Records supplied:

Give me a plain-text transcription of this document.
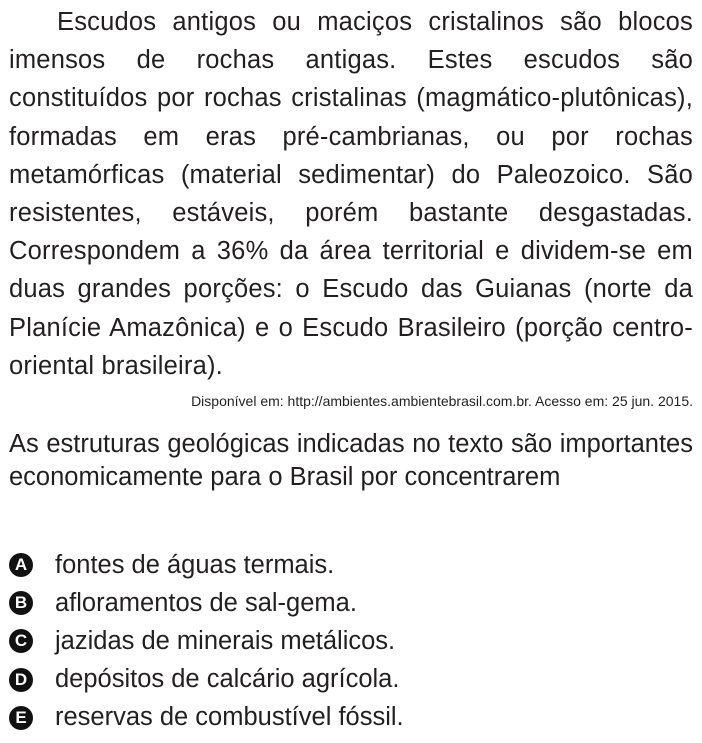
Escudos antigos ou maciços cristalinos são blocos imensos de rochas antigas. Estes escudos são constituídos por rochas cristalinas (magmático-plutônicas), formadas em eras pré-cambrianas, ou por rochas metamórficas (material sedimentar) do Paleozoico. São resistentes, estáveis, porém bastante desgastadas. Correspondem a 36% da área territorial e dividem-se em duas grandes porções: o Escudo das Guianas (norte da Planície Amazônica) e o Escudo Brasileiro (porção centro-oriental brasileira).

Disponível em: http://ambientes.ambientebrasil.com.br. Acesso em: 25 jun. 2015.

As estruturas geológicas indicadas no texto são importantes economicamente para o Brasil por concentrarem

A fontes de águas termais.
B afloramentos de sal-gema.
C jazidas de minerais metálicos.
D depósitos de calcário agrícola.
E reservas de combustível fóssil.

Work to do: Your task is to repeat the data above exactly while excluding the pictures.

The response:
Give me a plain-text transcription of this document.
Escudos antigos ou maciços cristalinos são blocos imensos de rochas antigas. Estes escudos são constituídos por rochas cristalinas (magmático-plutônicas), formadas em eras pré-cambrianas, ou por rochas metamórficas (material sedimentar) do Paleozoico. São resistentes, estáveis, porém bastante desgastadas. Correspondem a 36% da área territorial e dividem-se em duas grandes porções: o Escudo das Guianas (norte da Planície Amazônica) e o Escudo Brasileiro (porção centro-oriental brasileira).

Disponível em: http://ambientes.ambientebrasil.com.br. Acesso em: 25 jun. 2015.

As estruturas geológicas indicadas no texto são importantes economicamente para o Brasil por concentrarem

A fontes de águas termais.
B afloramentos de sal-gema.
C jazidas de minerais metálicos.
D depósitos de calcário agrícola.
E reservas de combustível fóssil.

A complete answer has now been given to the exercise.